- Task to complete
Show every line containing "name" by copying it.

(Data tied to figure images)

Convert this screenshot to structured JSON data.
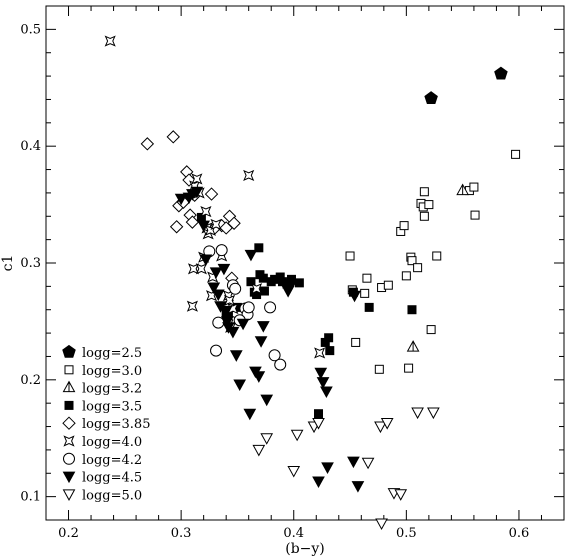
{
  "chart_data": {
    "type": "scatter",
    "title": "",
    "xlabel": "(b−y)",
    "ylabel": "c1",
    "xlim": [
      0.18,
      0.64
    ],
    "ylim": [
      0.08,
      0.52
    ],
    "xticks": [
      0.2,
      0.3,
      0.4,
      0.5,
      0.6
    ],
    "xtick_labels": [
      "0.2",
      "0.3",
      "0.4",
      "0.5",
      "0.6"
    ],
    "yticks": [
      0.1,
      0.2,
      0.3,
      0.4,
      0.5
    ],
    "ytick_labels": [
      "0.1",
      "0.2",
      "0.3",
      "0.4",
      "0.5"
    ],
    "grid": false,
    "legend_position": "bottom-left",
    "series": [
      {
        "name": "logg=2.5",
        "marker": "filled-pentagon",
        "points": [
          [
            0.522,
            0.441
          ],
          [
            0.584,
            0.462
          ]
        ]
      },
      {
        "name": "logg=3.0",
        "marker": "open-square",
        "points": [
          [
            0.45,
            0.306
          ],
          [
            0.452,
            0.277
          ],
          [
            0.455,
            0.232
          ],
          [
            0.463,
            0.274
          ],
          [
            0.465,
            0.287
          ],
          [
            0.476,
            0.209
          ],
          [
            0.478,
            0.279
          ],
          [
            0.484,
            0.281
          ],
          [
            0.495,
            0.327
          ],
          [
            0.498,
            0.332
          ],
          [
            0.5,
            0.289
          ],
          [
            0.502,
            0.21
          ],
          [
            0.504,
            0.305
          ],
          [
            0.505,
            0.302
          ],
          [
            0.51,
            0.296
          ],
          [
            0.513,
            0.351
          ],
          [
            0.515,
            0.348
          ],
          [
            0.516,
            0.34
          ],
          [
            0.516,
            0.361
          ],
          [
            0.52,
            0.35
          ],
          [
            0.522,
            0.243
          ],
          [
            0.527,
            0.306
          ],
          [
            0.556,
            0.362
          ],
          [
            0.56,
            0.365
          ],
          [
            0.561,
            0.341
          ],
          [
            0.597,
            0.393
          ]
        ]
      },
      {
        "name": "logg=3.2",
        "marker": "open-triangle-up",
        "points": [
          [
            0.506,
            0.228
          ],
          [
            0.55,
            0.362
          ]
        ]
      },
      {
        "name": "logg=3.5",
        "marker": "filled-square",
        "points": [
          [
            0.318,
            0.339
          ],
          [
            0.34,
            0.258
          ],
          [
            0.342,
            0.255
          ],
          [
            0.35,
            0.262
          ],
          [
            0.362,
            0.284
          ],
          [
            0.365,
            0.275
          ],
          [
            0.367,
            0.273
          ],
          [
            0.369,
            0.313
          ],
          [
            0.37,
            0.29
          ],
          [
            0.373,
            0.287
          ],
          [
            0.374,
            0.276
          ],
          [
            0.38,
            0.284
          ],
          [
            0.383,
            0.286
          ],
          [
            0.388,
            0.288
          ],
          [
            0.39,
            0.284
          ],
          [
            0.394,
            0.282
          ],
          [
            0.398,
            0.286
          ],
          [
            0.405,
            0.283
          ],
          [
            0.422,
            0.171
          ],
          [
            0.428,
            0.232
          ],
          [
            0.431,
            0.236
          ],
          [
            0.432,
            0.225
          ],
          [
            0.453,
            0.275
          ],
          [
            0.467,
            0.262
          ],
          [
            0.505,
            0.26
          ]
        ]
      },
      {
        "name": "logg=3.85",
        "marker": "open-diamond",
        "points": [
          [
            0.27,
            0.402
          ],
          [
            0.293,
            0.408
          ],
          [
            0.296,
            0.331
          ],
          [
            0.298,
            0.349
          ],
          [
            0.302,
            0.352
          ],
          [
            0.305,
            0.378
          ],
          [
            0.307,
            0.371
          ],
          [
            0.308,
            0.341
          ],
          [
            0.31,
            0.335
          ],
          [
            0.312,
            0.358
          ],
          [
            0.327,
            0.359
          ],
          [
            0.33,
            0.33
          ],
          [
            0.336,
            0.332
          ],
          [
            0.34,
            0.33
          ],
          [
            0.343,
            0.34
          ],
          [
            0.347,
            0.334
          ],
          [
            0.345,
            0.287
          ]
        ]
      },
      {
        "name": "logg=4.0",
        "marker": "open-star",
        "points": [
          [
            0.237,
            0.49
          ],
          [
            0.31,
            0.263
          ],
          [
            0.311,
            0.295
          ],
          [
            0.312,
            0.366
          ],
          [
            0.314,
            0.372
          ],
          [
            0.316,
            0.36
          ],
          [
            0.318,
            0.295
          ],
          [
            0.32,
            0.305
          ],
          [
            0.322,
            0.344
          ],
          [
            0.323,
            0.33
          ],
          [
            0.324,
            0.325
          ],
          [
            0.326,
            0.328
          ],
          [
            0.327,
            0.272
          ],
          [
            0.328,
            0.288
          ],
          [
            0.331,
            0.333
          ],
          [
            0.336,
            0.306
          ],
          [
            0.342,
            0.272
          ],
          [
            0.343,
            0.268
          ],
          [
            0.344,
            0.245
          ],
          [
            0.346,
            0.261
          ],
          [
            0.348,
            0.251
          ],
          [
            0.36,
            0.375
          ],
          [
            0.367,
            0.278
          ],
          [
            0.423,
            0.223
          ]
        ]
      },
      {
        "name": "logg=4.2",
        "marker": "open-circle",
        "points": [
          [
            0.325,
            0.31
          ],
          [
            0.331,
            0.225
          ],
          [
            0.333,
            0.249
          ],
          [
            0.336,
            0.311
          ],
          [
            0.346,
            0.281
          ],
          [
            0.348,
            0.278
          ],
          [
            0.357,
            0.261
          ],
          [
            0.359,
            0.256
          ],
          [
            0.36,
            0.262
          ],
          [
            0.379,
            0.262
          ],
          [
            0.383,
            0.221
          ],
          [
            0.388,
            0.213
          ],
          [
            0.352,
            0.251
          ]
        ]
      },
      {
        "name": "logg=4.5",
        "marker": "filled-triangle-down",
        "points": [
          [
            0.3,
            0.355
          ],
          [
            0.307,
            0.356
          ],
          [
            0.31,
            0.359
          ],
          [
            0.314,
            0.361
          ],
          [
            0.32,
            0.332
          ],
          [
            0.322,
            0.303
          ],
          [
            0.329,
            0.279
          ],
          [
            0.331,
            0.292
          ],
          [
            0.333,
            0.273
          ],
          [
            0.335,
            0.263
          ],
          [
            0.338,
            0.295
          ],
          [
            0.34,
            0.259
          ],
          [
            0.341,
            0.25
          ],
          [
            0.342,
            0.245
          ],
          [
            0.346,
            0.241
          ],
          [
            0.349,
            0.221
          ],
          [
            0.352,
            0.196
          ],
          [
            0.355,
            0.248
          ],
          [
            0.361,
            0.171
          ],
          [
            0.362,
            0.307
          ],
          [
            0.366,
            0.207
          ],
          [
            0.369,
            0.203
          ],
          [
            0.371,
            0.233
          ],
          [
            0.373,
            0.246
          ],
          [
            0.376,
            0.183
          ],
          [
            0.395,
            0.276
          ],
          [
            0.397,
            0.28
          ],
          [
            0.422,
            0.113
          ],
          [
            0.424,
            0.206
          ],
          [
            0.426,
            0.198
          ],
          [
            0.429,
            0.19
          ],
          [
            0.43,
            0.125
          ],
          [
            0.453,
            0.13
          ],
          [
            0.457,
            0.109
          ],
          [
            0.454,
            0.272
          ]
        ]
      },
      {
        "name": "logg=5.0",
        "marker": "open-triangle-down",
        "points": [
          [
            0.369,
            0.14
          ],
          [
            0.376,
            0.15
          ],
          [
            0.4,
            0.122
          ],
          [
            0.403,
            0.153
          ],
          [
            0.418,
            0.16
          ],
          [
            0.422,
            0.163
          ],
          [
            0.466,
            0.129
          ],
          [
            0.477,
            0.16
          ],
          [
            0.478,
            0.077
          ],
          [
            0.483,
            0.163
          ],
          [
            0.489,
            0.103
          ],
          [
            0.495,
            0.102
          ],
          [
            0.51,
            0.172
          ],
          [
            0.524,
            0.172
          ]
        ]
      }
    ]
  }
}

- Full solution
        "name": "logg=2.5",
        "name": "logg=3.0",
        "name": "logg=3.2",
        "name": "logg=3.5",
        "name": "logg=3.85",
        "name": "logg=4.0",
        "name": "logg=4.2",
        "name": "logg=4.5",
        "name": "logg=5.0",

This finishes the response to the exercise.